» Task statement
Output each line exactly as it appears, skipping any embedded picture.

Begin

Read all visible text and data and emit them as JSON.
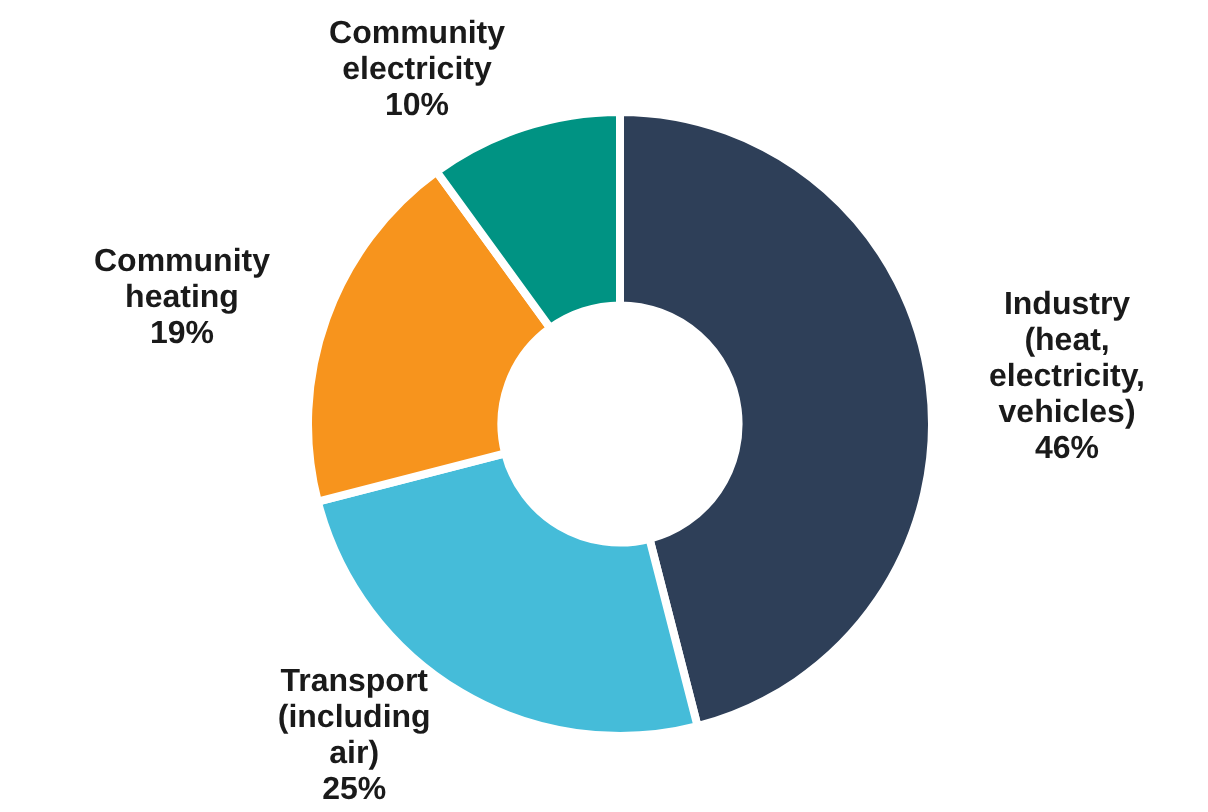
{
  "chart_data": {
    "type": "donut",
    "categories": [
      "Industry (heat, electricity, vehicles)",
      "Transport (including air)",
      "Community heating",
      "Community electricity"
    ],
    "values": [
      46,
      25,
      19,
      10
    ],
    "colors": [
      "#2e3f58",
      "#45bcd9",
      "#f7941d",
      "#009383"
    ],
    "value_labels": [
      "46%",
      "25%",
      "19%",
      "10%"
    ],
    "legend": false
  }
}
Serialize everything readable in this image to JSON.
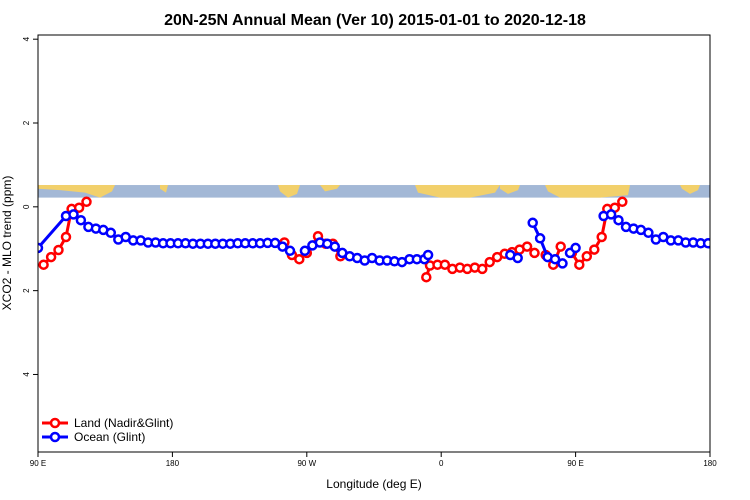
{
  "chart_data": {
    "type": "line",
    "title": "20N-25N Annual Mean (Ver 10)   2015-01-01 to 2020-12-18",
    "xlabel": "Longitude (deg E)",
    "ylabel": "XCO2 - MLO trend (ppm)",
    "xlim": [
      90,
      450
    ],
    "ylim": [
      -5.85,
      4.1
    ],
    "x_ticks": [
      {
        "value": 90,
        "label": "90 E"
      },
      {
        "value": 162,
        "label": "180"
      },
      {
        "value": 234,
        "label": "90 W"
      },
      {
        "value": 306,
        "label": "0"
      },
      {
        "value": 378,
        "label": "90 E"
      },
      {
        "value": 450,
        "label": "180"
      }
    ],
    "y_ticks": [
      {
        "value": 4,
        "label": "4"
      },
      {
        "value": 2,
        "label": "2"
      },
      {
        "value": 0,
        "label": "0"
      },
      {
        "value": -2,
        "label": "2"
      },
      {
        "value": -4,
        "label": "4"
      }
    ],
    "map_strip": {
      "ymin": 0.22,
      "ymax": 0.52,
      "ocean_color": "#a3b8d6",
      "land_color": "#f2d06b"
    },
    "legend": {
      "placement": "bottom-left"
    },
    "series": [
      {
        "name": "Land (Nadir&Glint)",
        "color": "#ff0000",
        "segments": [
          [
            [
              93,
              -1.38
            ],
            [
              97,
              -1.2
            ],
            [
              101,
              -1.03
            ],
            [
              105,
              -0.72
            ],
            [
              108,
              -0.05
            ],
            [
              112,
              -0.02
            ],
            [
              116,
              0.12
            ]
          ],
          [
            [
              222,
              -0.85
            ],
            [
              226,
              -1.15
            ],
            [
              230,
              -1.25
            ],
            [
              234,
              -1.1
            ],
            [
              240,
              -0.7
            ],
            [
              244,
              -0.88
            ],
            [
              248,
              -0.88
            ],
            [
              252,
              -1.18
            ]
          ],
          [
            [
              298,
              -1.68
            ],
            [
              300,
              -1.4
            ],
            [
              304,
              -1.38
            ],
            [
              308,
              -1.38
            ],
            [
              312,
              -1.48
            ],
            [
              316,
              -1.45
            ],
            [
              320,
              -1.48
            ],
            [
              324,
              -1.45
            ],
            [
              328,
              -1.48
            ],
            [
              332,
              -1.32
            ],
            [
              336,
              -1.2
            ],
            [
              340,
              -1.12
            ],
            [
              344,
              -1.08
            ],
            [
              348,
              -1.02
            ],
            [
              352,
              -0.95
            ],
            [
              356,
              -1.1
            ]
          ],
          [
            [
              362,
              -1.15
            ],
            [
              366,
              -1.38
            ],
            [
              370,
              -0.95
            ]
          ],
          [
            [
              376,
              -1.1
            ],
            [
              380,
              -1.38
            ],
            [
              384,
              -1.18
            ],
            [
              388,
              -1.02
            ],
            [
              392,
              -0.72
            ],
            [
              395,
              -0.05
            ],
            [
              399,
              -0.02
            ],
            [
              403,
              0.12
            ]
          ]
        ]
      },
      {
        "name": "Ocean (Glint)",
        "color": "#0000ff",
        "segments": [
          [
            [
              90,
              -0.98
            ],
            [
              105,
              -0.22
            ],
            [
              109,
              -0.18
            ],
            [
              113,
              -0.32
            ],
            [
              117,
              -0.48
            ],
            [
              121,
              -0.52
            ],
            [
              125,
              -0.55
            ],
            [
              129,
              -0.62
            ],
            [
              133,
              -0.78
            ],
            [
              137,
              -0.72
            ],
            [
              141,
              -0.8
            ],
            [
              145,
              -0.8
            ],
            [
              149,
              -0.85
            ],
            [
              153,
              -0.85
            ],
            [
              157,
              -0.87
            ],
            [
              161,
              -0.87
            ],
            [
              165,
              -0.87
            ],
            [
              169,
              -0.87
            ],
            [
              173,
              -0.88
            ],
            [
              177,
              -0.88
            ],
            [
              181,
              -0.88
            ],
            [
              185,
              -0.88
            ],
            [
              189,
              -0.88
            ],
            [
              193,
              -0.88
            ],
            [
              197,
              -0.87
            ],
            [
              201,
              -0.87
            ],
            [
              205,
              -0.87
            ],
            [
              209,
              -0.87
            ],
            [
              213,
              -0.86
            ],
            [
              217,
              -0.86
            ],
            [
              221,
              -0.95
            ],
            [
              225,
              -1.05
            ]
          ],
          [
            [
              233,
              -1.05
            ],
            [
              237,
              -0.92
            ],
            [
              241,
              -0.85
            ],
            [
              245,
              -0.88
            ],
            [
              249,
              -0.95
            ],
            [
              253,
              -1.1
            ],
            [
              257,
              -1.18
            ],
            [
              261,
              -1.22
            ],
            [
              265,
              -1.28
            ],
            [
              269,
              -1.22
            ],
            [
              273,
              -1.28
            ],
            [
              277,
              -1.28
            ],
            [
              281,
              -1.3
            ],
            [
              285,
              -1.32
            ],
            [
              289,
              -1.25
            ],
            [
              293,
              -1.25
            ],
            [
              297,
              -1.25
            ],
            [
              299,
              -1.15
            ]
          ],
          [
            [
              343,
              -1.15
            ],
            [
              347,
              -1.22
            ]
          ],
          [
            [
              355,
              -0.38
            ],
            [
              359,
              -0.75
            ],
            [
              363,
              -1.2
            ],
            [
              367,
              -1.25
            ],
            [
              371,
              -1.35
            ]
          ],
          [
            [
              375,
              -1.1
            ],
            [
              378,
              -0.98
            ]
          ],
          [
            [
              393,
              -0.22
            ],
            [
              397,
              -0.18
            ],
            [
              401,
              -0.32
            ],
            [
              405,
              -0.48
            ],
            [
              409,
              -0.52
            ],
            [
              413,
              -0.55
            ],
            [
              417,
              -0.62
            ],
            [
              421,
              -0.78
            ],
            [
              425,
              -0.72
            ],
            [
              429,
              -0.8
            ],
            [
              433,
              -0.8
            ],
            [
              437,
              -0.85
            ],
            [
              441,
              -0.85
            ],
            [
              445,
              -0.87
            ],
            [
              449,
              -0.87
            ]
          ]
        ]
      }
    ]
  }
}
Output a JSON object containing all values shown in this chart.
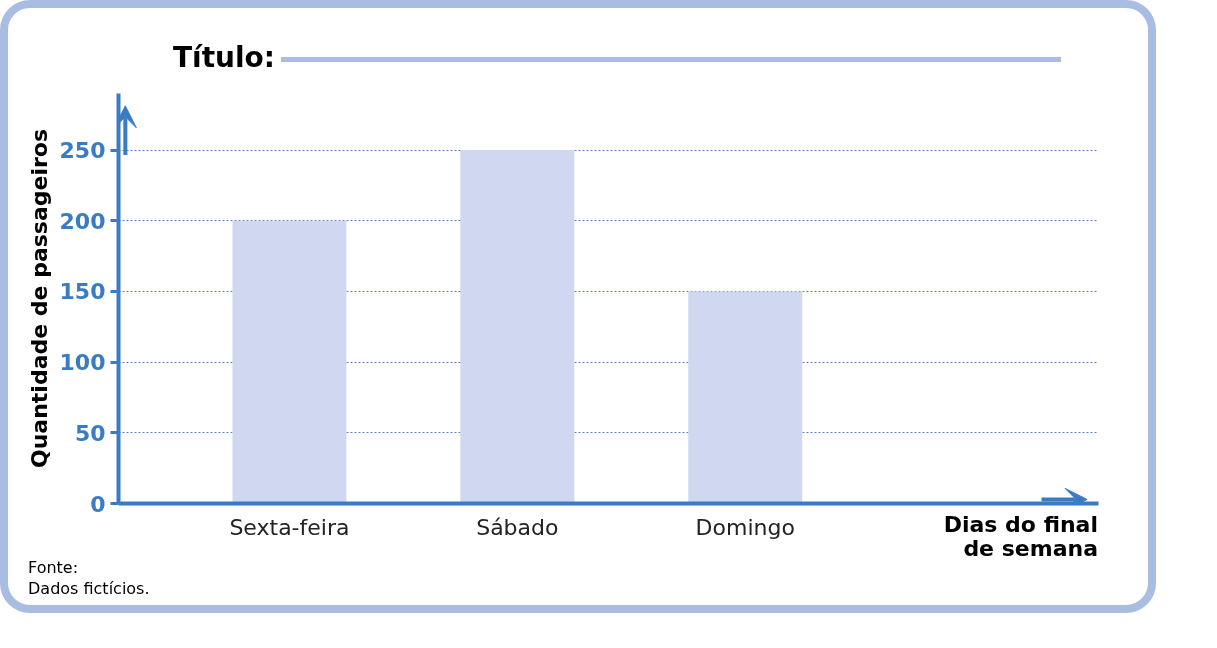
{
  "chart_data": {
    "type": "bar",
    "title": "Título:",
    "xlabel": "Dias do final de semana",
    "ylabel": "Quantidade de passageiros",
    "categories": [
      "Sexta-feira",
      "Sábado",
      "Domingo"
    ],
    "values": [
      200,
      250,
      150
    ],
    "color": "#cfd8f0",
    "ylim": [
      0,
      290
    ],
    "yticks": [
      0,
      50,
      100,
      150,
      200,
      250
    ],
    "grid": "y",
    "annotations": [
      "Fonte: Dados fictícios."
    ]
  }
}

End

» Response
Read all visible text and data and emit them as JSON.
{
  "chart_data": {
    "type": "donut",
    "categories": [
      "Industry (heat, electricity, vehicles)",
      "Transport (including air)",
      "Community heating",
      "Community electricity"
    ],
    "values": [
      46,
      25,
      19,
      10
    ],
    "colors": [
      "#2e3f58",
      "#45bcd9",
      "#f7941d",
      "#009383"
    ],
    "value_labels": [
      "46%",
      "25%",
      "19%",
      "10%"
    ],
    "legend": false
  }
}
Serialize everything readable in this image to JSON.
{
  "chart_data": {
    "type": "line",
    "title": "20N-25N Annual Mean (Ver 10)   2015-01-01 to 2020-12-18",
    "xlabel": "Longitude (deg E)",
    "ylabel": "XCO2 - MLO trend (ppm)",
    "xlim": [
      90,
      450
    ],
    "ylim": [
      -5.85,
      4.1
    ],
    "x_ticks": [
      {
        "value": 90,
        "label": "90 E"
      },
      {
        "value": 162,
        "label": "180"
      },
      {
        "value": 234,
        "label": "90 W"
      },
      {
        "value": 306,
        "label": "0"
      },
      {
        "value": 378,
        "label": "90 E"
      },
      {
        "value": 450,
        "label": "180"
      }
    ],
    "y_ticks": [
      {
        "value": 4,
        "label": "4"
      },
      {
        "value": 2,
        "label": "2"
      },
      {
        "value": 0,
        "label": "0"
      },
      {
        "value": -2,
        "label": "2"
      },
      {
        "value": -4,
        "label": "4"
      }
    ],
    "map_strip": {
      "ymin": 0.22,
      "ymax": 0.52,
      "ocean_color": "#a3b8d6",
      "land_color": "#f2d06b"
    },
    "legend": {
      "placement": "bottom-left"
    },
    "series": [
      {
        "name": "Land (Nadir&Glint)",
        "color": "#ff0000",
        "segments": [
          [
            [
              93,
              -1.38
            ],
            [
              97,
              -1.2
            ],
            [
              101,
              -1.03
            ],
            [
              105,
              -0.72
            ],
            [
              108,
              -0.05
            ],
            [
              112,
              -0.02
            ],
            [
              116,
              0.12
            ]
          ],
          [
            [
              222,
              -0.85
            ],
            [
              226,
              -1.15
            ],
            [
              230,
              -1.25
            ],
            [
              234,
              -1.1
            ],
            [
              240,
              -0.7
            ],
            [
              244,
              -0.88
            ],
            [
              248,
              -0.88
            ],
            [
              252,
              -1.18
            ]
          ],
          [
            [
              298,
              -1.68
            ],
            [
              300,
              -1.4
            ],
            [
              304,
              -1.38
            ],
            [
              308,
              -1.38
            ],
            [
              312,
              -1.48
            ],
            [
              316,
              -1.45
            ],
            [
              320,
              -1.48
            ],
            [
              324,
              -1.45
            ],
            [
              328,
              -1.48
            ],
            [
              332,
              -1.32
            ],
            [
              336,
              -1.2
            ],
            [
              340,
              -1.12
            ],
            [
              344,
              -1.08
            ],
            [
              348,
              -1.02
            ],
            [
              352,
              -0.95
            ],
            [
              356,
              -1.1
            ]
          ],
          [
            [
              362,
              -1.15
            ],
            [
              366,
              -1.38
            ],
            [
              370,
              -0.95
            ]
          ],
          [
            [
              376,
              -1.1
            ],
            [
              380,
              -1.38
            ],
            [
              384,
              -1.18
            ],
            [
              388,
              -1.02
            ],
            [
              392,
              -0.72
            ],
            [
              395,
              -0.05
            ],
            [
              399,
              -0.02
            ],
            [
              403,
              0.12
            ]
          ]
        ]
      },
      {
        "name": "Ocean (Glint)",
        "color": "#0000ff",
        "segments": [
          [
            [
              90,
              -0.98
            ],
            [
              105,
              -0.22
            ],
            [
              109,
              -0.18
            ],
            [
              113,
              -0.32
            ],
            [
              117,
              -0.48
            ],
            [
              121,
              -0.52
            ],
            [
              125,
              -0.55
            ],
            [
              129,
              -0.62
            ],
            [
              133,
              -0.78
            ],
            [
              137,
              -0.72
            ],
            [
              141,
              -0.8
            ],
            [
              145,
              -0.8
            ],
            [
              149,
              -0.85
            ],
            [
              153,
              -0.85
            ],
            [
              157,
              -0.87
            ],
            [
              161,
              -0.87
            ],
            [
              165,
              -0.87
            ],
            [
              169,
              -0.87
            ],
            [
              173,
              -0.88
            ],
            [
              177,
              -0.88
            ],
            [
              181,
              -0.88
            ],
            [
              185,
              -0.88
            ],
            [
              189,
              -0.88
            ],
            [
              193,
              -0.88
            ],
            [
              197,
              -0.87
            ],
            [
              201,
              -0.87
            ],
            [
              205,
              -0.87
            ],
            [
              209,
              -0.87
            ],
            [
              213,
              -0.86
            ],
            [
              217,
              -0.86
            ],
            [
              221,
              -0.95
            ],
            [
              225,
              -1.05
            ]
          ],
          [
            [
              233,
              -1.05
            ],
            [
              237,
              -0.92
            ],
            [
              241,
              -0.85
            ],
            [
              245,
              -0.88
            ],
            [
              249,
              -0.95
            ],
            [
              253,
              -1.1
            ],
            [
              257,
              -1.18
            ],
            [
              261,
              -1.22
            ],
            [
              265,
              -1.28
            ],
            [
              269,
              -1.22
            ],
            [
              273,
              -1.28
            ],
            [
              277,
              -1.28
            ],
            [
              281,
              -1.3
            ],
            [
              285,
              -1.32
            ],
            [
              289,
              -1.25
            ],
            [
              293,
              -1.25
            ],
            [
              297,
              -1.25
            ],
            [
              299,
              -1.15
            ]
          ],
          [
            [
              343,
              -1.15
            ],
            [
              347,
              -1.22
            ]
          ],
          [
            [
              355,
              -0.38
            ],
            [
              359,
              -0.75
            ],
            [
              363,
              -1.2
            ],
            [
              367,
              -1.25
            ],
            [
              371,
              -1.35
            ]
          ],
          [
            [
              375,
              -1.1
            ],
            [
              378,
              -0.98
            ]
          ],
          [
            [
              393,
              -0.22
            ],
            [
              397,
              -0.18
            ],
            [
              401,
              -0.32
            ],
            [
              405,
              -0.48
            ],
            [
              409,
              -0.52
            ],
            [
              413,
              -0.55
            ],
            [
              417,
              -0.62
            ],
            [
              421,
              -0.78
            ],
            [
              425,
              -0.72
            ],
            [
              429,
              -0.8
            ],
            [
              433,
              -0.8
            ],
            [
              437,
              -0.85
            ],
            [
              441,
              -0.85
            ],
            [
              445,
              -0.87
            ],
            [
              449,
              -0.87
            ]
          ]
        ]
      }
    ]
  }
}
Output a JSON object containing all values shown in this chart.
{
  "chart_data": {
    "type": "bar",
    "title": "Título:",
    "xlabel": "Dias do final de semana",
    "ylabel": "Quantidade de passageiros",
    "categories": [
      "Sexta-feira",
      "Sábado",
      "Domingo"
    ],
    "values": [
      200,
      250,
      150
    ],
    "color": "#cfd8f0",
    "ylim": [
      0,
      290
    ],
    "yticks": [
      0,
      50,
      100,
      150,
      200,
      250
    ],
    "grid": "y",
    "annotations": [
      "Fonte: Dados fictícios."
    ]
  }
}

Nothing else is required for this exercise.